* EXERCISE INSTRUCTIONS
Check each line of the material below for "dotted", then copy the ones that contain it.

* Data entries for graphics
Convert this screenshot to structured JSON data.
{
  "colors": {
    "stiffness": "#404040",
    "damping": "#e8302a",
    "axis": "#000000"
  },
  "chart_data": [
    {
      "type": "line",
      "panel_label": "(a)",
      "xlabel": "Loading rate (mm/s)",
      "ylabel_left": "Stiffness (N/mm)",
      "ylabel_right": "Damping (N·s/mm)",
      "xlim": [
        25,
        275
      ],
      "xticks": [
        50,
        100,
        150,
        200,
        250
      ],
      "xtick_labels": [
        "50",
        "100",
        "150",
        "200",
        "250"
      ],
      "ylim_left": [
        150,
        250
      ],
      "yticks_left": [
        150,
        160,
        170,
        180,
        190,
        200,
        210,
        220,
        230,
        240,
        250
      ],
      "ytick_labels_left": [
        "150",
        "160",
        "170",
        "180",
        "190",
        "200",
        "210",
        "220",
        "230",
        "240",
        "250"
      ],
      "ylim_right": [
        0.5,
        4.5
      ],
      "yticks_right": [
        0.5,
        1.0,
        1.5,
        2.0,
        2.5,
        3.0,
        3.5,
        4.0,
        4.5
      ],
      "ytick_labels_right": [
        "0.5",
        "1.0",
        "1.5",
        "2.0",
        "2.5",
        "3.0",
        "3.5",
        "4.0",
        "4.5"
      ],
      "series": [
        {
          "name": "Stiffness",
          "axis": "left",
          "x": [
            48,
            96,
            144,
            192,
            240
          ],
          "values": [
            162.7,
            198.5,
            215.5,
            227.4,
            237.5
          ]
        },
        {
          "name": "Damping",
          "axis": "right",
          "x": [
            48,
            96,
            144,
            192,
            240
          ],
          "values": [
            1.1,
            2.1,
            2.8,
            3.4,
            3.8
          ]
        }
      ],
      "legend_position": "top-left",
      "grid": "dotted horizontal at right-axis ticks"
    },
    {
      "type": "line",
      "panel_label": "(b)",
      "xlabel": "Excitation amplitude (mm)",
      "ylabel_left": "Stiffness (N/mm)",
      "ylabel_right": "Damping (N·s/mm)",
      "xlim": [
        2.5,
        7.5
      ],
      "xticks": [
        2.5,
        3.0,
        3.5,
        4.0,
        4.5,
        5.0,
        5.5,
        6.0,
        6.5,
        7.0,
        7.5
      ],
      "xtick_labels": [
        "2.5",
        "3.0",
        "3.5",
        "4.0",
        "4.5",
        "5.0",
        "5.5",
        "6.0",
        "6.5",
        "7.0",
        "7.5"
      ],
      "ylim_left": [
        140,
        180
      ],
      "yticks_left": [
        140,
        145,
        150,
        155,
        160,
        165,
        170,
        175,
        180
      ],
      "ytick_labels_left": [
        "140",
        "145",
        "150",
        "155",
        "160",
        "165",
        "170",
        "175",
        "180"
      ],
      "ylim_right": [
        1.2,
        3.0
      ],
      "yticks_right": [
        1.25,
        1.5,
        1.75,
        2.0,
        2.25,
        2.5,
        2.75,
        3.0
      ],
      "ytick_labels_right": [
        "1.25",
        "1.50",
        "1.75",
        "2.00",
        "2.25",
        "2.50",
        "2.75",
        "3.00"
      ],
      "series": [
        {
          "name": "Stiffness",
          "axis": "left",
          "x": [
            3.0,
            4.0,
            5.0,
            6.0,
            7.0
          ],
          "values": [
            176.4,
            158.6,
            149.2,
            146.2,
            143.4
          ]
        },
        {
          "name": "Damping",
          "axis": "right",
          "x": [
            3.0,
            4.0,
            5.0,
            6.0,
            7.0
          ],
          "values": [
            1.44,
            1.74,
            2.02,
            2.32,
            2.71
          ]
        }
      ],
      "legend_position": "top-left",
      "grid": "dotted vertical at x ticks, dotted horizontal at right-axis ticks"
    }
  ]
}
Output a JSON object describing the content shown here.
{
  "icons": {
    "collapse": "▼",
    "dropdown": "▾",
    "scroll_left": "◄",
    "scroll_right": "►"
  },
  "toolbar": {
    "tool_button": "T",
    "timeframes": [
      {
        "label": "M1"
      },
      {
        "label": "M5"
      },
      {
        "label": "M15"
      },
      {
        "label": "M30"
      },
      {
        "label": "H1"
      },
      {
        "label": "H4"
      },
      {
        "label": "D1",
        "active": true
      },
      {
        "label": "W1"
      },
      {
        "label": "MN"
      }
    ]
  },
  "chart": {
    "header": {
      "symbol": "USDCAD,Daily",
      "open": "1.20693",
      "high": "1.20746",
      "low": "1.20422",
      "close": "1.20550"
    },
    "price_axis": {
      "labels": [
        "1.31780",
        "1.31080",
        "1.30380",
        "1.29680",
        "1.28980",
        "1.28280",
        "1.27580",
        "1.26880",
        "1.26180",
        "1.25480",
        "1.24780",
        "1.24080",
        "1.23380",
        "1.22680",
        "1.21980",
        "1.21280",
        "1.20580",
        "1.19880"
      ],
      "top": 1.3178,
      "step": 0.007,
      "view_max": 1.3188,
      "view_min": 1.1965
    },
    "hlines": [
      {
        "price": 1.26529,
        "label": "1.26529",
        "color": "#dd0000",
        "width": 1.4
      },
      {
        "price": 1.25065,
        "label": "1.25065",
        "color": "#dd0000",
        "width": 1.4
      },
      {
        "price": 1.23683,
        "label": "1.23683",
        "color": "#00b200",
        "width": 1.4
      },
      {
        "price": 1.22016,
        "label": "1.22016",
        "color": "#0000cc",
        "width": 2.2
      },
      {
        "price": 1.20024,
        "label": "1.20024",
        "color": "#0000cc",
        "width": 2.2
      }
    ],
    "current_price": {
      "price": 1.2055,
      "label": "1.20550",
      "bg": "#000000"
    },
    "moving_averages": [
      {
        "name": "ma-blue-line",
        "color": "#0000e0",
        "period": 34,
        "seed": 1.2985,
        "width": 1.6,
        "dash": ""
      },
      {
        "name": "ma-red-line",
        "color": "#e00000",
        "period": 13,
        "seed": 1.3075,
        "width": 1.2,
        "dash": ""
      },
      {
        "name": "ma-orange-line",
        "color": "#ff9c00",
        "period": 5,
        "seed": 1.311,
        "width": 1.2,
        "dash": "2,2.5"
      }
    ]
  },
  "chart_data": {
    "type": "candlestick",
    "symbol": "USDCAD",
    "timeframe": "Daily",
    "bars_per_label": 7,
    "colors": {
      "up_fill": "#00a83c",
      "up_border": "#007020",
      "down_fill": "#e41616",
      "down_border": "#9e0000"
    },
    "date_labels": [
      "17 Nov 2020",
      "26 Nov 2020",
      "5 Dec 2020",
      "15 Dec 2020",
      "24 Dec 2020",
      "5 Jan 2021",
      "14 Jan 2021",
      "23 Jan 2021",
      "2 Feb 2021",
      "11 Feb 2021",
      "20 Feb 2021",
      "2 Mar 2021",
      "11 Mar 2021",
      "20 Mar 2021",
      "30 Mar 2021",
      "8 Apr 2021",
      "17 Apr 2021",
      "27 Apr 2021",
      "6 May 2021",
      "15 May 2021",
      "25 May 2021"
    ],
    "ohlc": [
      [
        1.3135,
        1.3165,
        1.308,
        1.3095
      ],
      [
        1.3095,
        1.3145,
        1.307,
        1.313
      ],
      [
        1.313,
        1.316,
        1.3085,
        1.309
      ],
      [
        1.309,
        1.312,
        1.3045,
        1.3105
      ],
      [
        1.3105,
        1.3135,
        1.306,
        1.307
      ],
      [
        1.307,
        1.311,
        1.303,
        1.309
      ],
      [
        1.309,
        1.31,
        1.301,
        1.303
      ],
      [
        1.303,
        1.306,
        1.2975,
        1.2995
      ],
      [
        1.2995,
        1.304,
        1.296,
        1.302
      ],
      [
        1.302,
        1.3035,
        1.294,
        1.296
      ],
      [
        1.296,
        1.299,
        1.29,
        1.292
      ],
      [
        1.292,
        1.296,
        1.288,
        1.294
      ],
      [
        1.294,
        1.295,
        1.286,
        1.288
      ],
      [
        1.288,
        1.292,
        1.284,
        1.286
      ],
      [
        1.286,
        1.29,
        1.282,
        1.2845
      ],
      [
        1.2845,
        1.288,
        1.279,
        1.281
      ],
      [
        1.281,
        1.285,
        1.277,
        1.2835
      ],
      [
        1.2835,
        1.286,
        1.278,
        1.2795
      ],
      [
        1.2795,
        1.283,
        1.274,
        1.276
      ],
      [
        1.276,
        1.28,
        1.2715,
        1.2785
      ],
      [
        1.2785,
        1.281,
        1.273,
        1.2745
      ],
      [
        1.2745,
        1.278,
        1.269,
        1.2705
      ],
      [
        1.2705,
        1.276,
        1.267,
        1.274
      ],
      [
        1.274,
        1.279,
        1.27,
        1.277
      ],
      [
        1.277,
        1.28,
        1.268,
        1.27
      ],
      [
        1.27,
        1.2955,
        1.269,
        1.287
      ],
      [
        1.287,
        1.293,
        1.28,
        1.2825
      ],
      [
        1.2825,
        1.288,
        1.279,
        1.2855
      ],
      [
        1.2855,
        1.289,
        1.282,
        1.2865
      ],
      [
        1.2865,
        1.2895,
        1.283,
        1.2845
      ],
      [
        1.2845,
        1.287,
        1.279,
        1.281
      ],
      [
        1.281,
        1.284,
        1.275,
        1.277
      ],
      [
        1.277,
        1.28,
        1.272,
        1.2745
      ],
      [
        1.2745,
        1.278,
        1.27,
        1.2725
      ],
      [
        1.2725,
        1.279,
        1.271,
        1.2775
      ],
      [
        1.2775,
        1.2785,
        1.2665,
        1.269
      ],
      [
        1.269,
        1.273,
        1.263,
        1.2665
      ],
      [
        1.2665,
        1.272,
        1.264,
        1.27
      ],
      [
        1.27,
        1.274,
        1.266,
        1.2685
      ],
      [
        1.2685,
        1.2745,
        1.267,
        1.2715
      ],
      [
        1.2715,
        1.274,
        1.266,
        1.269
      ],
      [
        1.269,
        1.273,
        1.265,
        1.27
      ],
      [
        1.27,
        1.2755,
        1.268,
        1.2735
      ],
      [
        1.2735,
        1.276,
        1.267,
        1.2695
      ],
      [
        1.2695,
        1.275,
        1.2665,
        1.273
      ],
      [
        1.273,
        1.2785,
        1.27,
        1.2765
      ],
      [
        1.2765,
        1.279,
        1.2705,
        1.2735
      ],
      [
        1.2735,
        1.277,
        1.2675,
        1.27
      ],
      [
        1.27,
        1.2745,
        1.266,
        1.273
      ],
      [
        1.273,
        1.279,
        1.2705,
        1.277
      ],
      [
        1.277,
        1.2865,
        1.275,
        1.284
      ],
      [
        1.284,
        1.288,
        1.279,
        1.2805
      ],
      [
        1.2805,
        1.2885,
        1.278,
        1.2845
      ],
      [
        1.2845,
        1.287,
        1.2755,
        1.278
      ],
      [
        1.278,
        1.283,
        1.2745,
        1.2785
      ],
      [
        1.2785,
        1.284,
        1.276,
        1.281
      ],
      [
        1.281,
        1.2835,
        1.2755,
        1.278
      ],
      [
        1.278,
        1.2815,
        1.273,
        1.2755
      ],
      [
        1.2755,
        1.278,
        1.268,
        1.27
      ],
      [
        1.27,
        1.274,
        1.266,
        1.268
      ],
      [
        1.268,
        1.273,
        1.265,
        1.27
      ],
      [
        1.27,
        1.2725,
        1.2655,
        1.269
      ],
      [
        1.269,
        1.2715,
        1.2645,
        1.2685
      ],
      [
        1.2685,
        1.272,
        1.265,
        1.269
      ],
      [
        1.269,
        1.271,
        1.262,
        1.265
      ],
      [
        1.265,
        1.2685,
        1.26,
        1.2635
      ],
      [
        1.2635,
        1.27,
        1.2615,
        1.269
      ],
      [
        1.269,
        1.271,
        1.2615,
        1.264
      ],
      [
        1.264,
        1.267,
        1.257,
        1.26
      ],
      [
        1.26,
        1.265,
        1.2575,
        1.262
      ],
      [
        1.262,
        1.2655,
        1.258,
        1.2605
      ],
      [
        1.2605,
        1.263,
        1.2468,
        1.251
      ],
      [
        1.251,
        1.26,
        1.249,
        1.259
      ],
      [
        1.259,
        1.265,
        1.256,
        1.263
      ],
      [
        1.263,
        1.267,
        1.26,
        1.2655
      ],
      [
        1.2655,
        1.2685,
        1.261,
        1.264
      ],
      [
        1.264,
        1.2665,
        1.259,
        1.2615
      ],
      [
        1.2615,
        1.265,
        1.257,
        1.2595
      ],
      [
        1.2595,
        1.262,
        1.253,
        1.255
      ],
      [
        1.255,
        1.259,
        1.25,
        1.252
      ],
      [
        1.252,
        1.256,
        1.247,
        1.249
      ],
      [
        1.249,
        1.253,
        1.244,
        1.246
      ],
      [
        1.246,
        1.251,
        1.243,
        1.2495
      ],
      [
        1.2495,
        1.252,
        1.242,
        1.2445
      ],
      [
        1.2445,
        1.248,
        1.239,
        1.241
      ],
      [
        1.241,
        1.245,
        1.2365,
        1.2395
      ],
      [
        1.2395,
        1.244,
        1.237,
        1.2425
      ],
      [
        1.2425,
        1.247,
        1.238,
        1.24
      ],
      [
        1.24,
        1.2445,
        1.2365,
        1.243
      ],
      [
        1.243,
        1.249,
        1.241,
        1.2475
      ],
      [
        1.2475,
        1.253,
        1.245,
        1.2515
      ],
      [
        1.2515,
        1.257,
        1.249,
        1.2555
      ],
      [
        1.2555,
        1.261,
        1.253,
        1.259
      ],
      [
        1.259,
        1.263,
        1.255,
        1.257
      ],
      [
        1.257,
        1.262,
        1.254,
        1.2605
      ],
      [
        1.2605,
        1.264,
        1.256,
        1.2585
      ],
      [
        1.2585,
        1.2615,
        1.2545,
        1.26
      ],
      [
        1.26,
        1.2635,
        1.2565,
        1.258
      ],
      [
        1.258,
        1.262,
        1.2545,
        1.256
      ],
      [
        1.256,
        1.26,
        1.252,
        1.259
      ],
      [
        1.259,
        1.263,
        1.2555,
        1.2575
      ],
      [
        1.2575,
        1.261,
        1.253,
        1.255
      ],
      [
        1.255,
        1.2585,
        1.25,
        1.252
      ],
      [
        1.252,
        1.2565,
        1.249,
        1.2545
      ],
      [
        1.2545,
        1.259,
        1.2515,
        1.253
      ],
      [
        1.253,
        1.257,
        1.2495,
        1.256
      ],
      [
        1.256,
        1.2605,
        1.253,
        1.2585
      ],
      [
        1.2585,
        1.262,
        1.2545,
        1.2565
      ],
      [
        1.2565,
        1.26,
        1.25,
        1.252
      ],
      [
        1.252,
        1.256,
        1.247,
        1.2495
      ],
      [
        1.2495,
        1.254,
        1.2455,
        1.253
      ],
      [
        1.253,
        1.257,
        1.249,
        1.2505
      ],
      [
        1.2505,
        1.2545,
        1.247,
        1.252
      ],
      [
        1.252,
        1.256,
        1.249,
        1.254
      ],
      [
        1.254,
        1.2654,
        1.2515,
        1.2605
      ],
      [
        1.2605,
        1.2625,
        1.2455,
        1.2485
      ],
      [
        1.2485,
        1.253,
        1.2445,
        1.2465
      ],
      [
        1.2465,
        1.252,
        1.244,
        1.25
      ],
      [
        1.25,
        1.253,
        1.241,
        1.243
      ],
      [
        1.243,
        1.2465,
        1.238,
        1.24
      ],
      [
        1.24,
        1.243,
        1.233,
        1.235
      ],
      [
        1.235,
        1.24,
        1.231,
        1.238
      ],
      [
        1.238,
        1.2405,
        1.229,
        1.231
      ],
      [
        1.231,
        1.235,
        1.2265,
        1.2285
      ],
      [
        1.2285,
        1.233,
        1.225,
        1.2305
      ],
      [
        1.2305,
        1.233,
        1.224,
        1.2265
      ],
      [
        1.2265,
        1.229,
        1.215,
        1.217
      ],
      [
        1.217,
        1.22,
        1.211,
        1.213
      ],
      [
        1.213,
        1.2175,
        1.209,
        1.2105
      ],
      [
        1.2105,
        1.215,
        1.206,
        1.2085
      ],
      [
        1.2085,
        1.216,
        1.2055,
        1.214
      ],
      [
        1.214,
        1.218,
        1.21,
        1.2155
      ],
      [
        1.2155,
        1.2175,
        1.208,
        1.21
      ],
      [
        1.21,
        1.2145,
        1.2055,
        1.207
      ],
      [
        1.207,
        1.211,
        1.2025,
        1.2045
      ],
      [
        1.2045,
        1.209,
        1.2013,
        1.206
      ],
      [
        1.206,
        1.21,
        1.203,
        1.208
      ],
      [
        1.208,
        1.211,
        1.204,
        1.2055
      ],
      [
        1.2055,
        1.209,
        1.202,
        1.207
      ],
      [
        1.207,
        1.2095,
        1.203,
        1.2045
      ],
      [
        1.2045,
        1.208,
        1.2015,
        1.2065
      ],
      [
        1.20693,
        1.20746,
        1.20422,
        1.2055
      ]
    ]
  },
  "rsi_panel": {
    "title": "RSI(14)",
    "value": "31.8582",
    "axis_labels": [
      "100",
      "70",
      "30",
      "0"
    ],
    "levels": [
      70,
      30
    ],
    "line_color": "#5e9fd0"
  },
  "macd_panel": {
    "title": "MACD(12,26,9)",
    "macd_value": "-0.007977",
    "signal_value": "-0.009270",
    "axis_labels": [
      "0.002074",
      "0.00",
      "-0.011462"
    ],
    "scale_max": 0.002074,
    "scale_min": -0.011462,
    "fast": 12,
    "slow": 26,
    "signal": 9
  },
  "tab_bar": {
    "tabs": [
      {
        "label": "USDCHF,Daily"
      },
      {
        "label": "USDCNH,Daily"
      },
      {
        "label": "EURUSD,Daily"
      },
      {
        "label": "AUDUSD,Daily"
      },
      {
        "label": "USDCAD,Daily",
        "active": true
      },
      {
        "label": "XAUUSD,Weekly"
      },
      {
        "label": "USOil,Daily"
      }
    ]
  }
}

* RIGHT ANSWER
      "grid": "dotted horizontal at right-axis ticks"
      "grid": "dotted vertical at x ticks, dotted horizontal at right-axis ticks"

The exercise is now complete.